→ Short exercise: How many lines in the records below hold the string "Baltimore"? Answer with the number alone.

Data extracted from a collection
^^^^^^^^^^^^^^^^
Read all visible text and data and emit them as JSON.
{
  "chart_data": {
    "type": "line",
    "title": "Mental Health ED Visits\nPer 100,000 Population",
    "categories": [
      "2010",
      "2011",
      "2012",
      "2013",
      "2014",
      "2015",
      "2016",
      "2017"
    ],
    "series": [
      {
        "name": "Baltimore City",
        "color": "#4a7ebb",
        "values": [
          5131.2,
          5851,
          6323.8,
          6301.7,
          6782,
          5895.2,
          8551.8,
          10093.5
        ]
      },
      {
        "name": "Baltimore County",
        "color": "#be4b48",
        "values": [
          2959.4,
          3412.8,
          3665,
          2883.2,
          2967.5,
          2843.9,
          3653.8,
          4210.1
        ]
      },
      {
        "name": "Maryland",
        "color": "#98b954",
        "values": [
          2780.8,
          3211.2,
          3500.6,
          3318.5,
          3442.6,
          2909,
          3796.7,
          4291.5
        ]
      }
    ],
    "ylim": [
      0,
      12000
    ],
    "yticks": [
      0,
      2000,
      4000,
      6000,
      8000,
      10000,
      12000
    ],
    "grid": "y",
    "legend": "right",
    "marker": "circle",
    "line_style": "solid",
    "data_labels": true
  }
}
^^^^^^^^^^^^^^^^
→ Answer for the task: 2